**Provided data:**

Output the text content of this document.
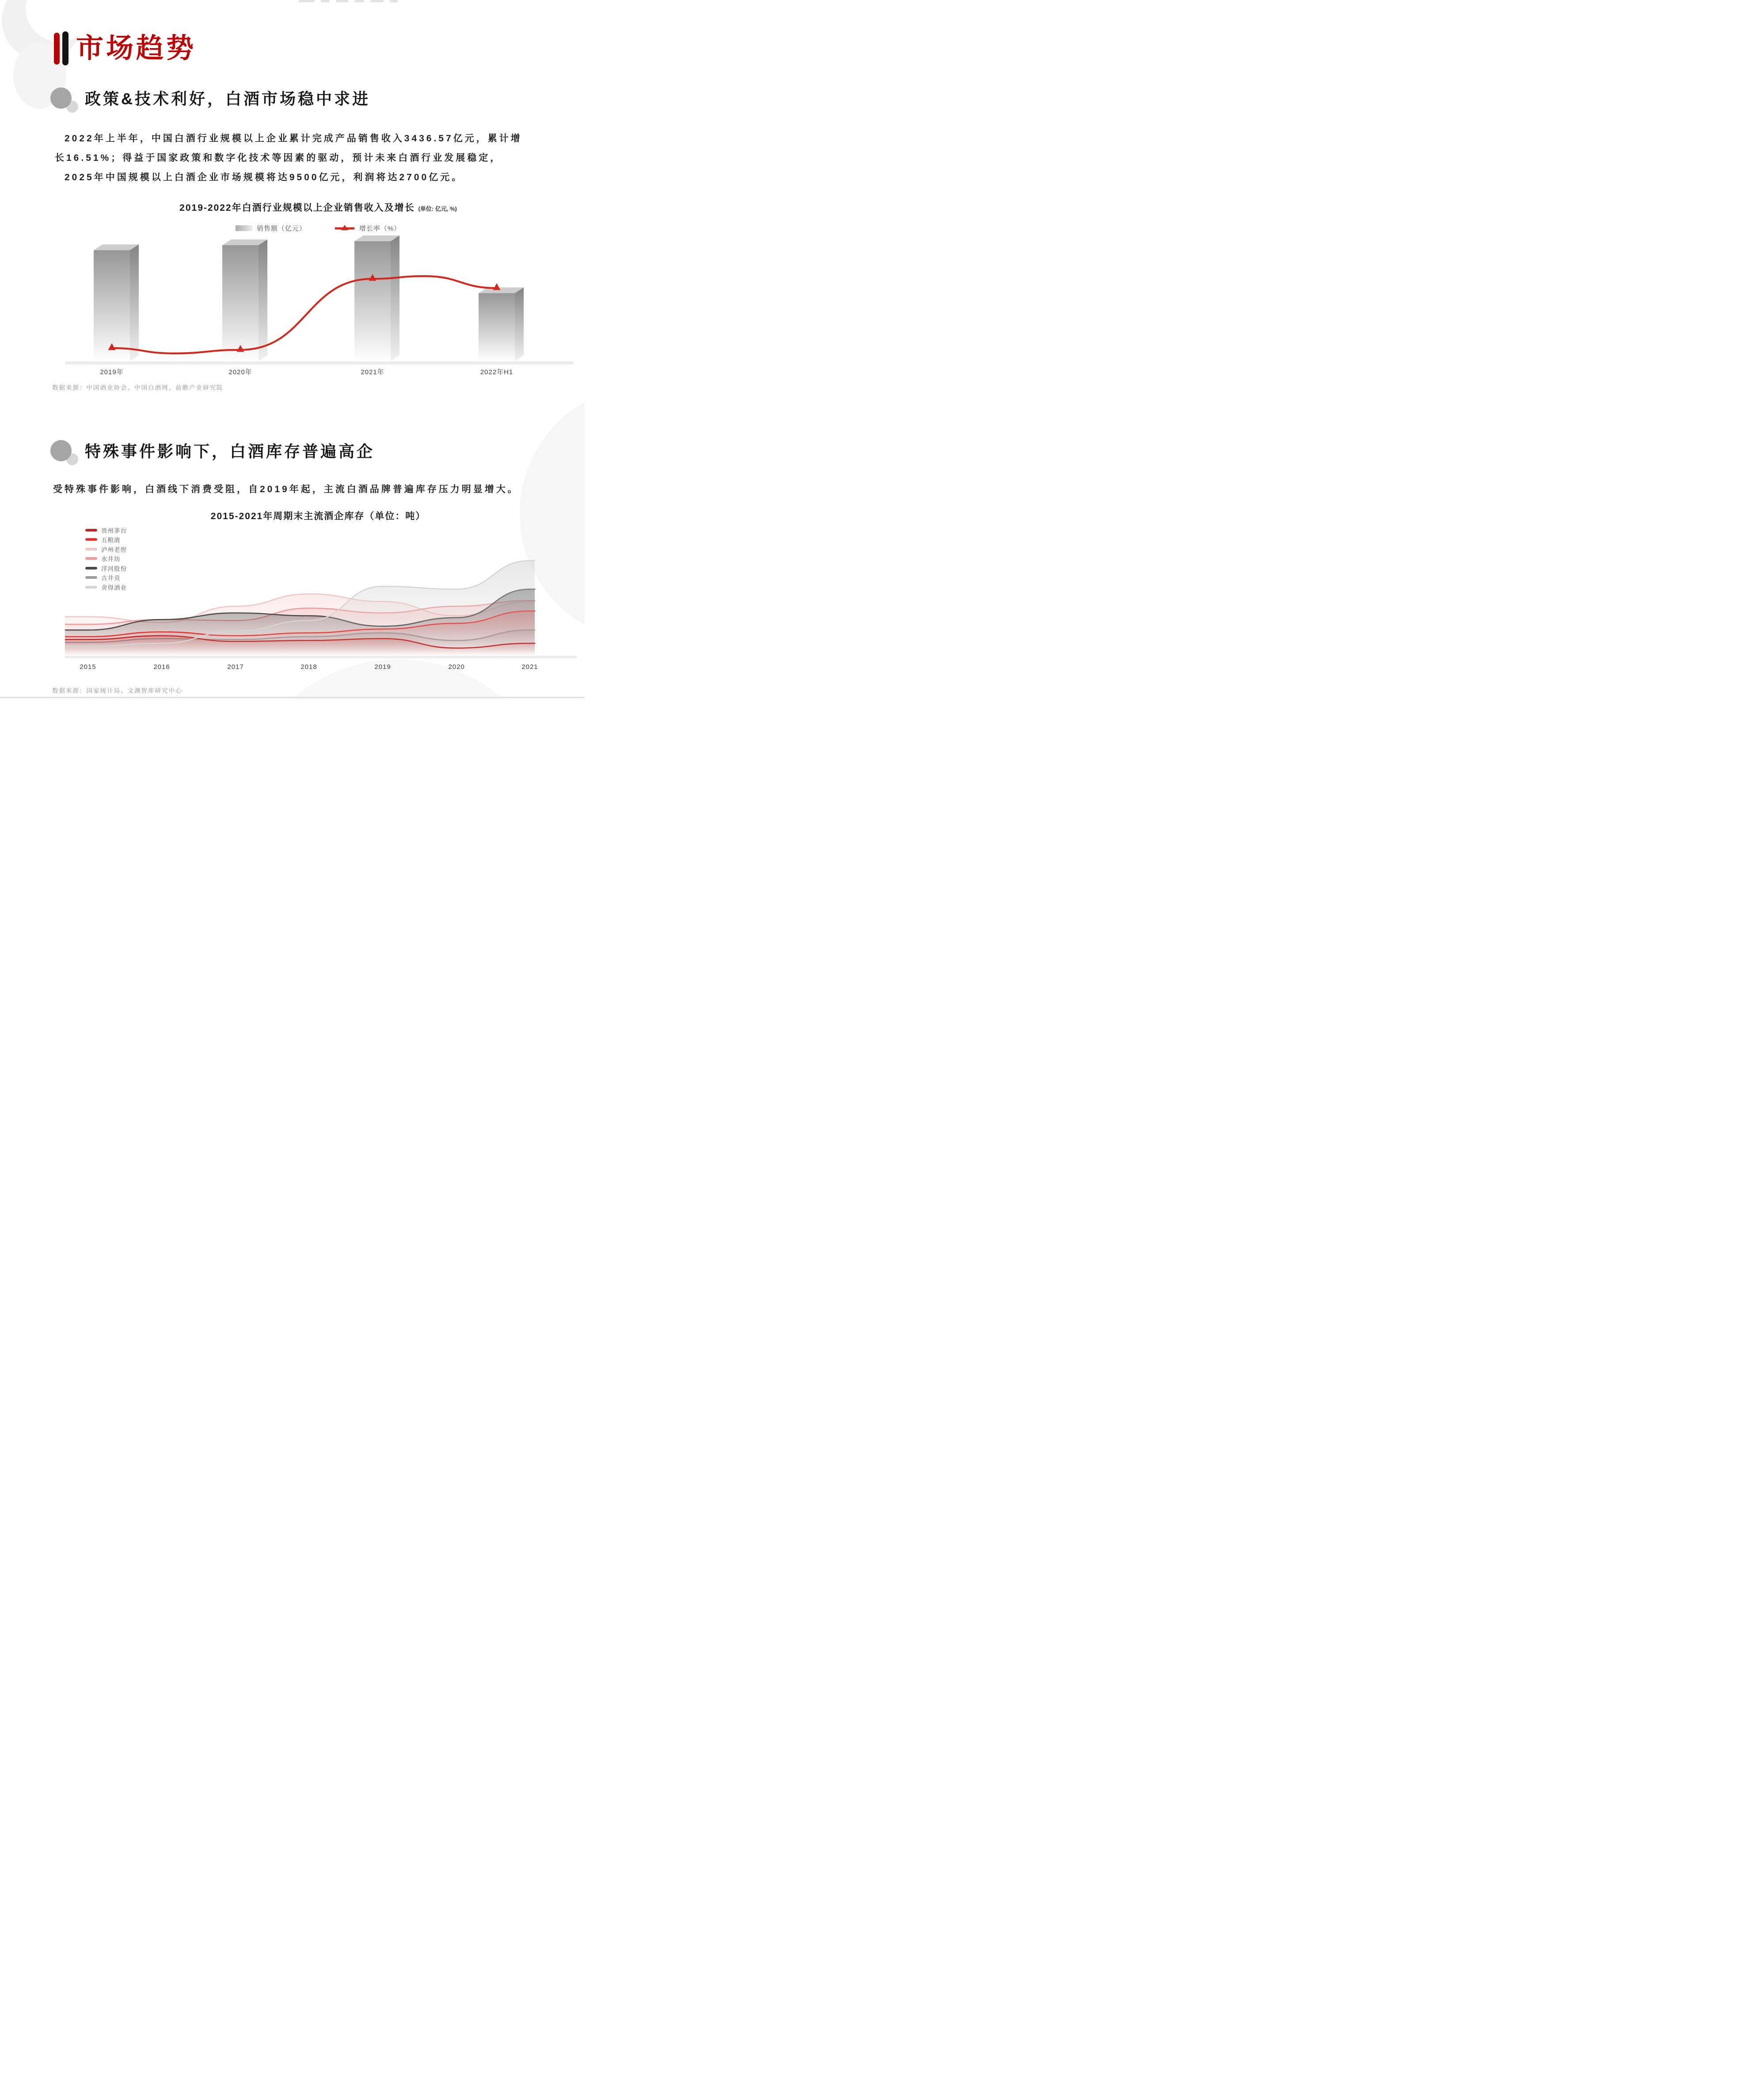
市场趋势
政策&技术利好，白酒市场稳中求进
2022年上半年，中国白酒行业规模以上企业累计完成产品销售收入3436.57亿元，累计增
长16.51%；得益于国家政策和数字化技术等因素的驱动，预计未来白酒行业发展稳定，
2025年中国规模以上白酒企业市场规模将达9500亿元，利润将达2700亿元。
2019-2022年白酒行业规模以上企业销售收入及增长 (单位: 亿元, %)
销售额（亿元）	增长率（%）
2019年	2020年	2021年	2022年H1
数据来源：中国酒业协会、中国白酒网、前瞻产业研究院
特殊事件影响下，白酒库存普遍高企
受特殊事件影响，白酒线下消费受阻，自2019年起，主流白酒品牌普遍库存压力明显增大。
2015-2021年周期末主流酒企库存（单位：吨）
贵州茅台
五粮液
泸州老窖
水井坊
洋河股份
古井贡
舍得酒业
2015	2016	2017	2018	2019	2020	2021
数据来源：国家统计局、文渊智库研究中心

**The request:** Take the records above and transcribe them exactly, dropping every picture.

**The solution:**
Output the text content of this document.
市场趋势
政策&技术利好，白酒市场稳中求进
2022年上半年，中国白酒行业规模以上企业累计完成产品销售收入3436.57亿元，累计增
长16.51%；得益于国家政策和数字化技术等因素的驱动，预计未来白酒行业发展稳定，
2025年中国规模以上白酒企业市场规模将达9500亿元，利润将达2700亿元。
2019-2022年白酒行业规模以上企业销售收入及增长 (单位: 亿元, %)
销售额（亿元）	增长率（%）
2019年	2020年	2021年	2022年H1
数据来源：中国酒业协会、中国白酒网、前瞻产业研究院
特殊事件影响下，白酒库存普遍高企
受特殊事件影响，白酒线下消费受阻，自2019年起，主流白酒品牌普遍库存压力明显增大。
2015-2021年周期末主流酒企库存（单位：吨）
贵州茅台
五粮液
泸州老窖
水井坊
洋河股份
古井贡
舍得酒业
2015	2016	2017	2018	2019	2020	2021
数据来源：国家统计局、文渊智库研究中心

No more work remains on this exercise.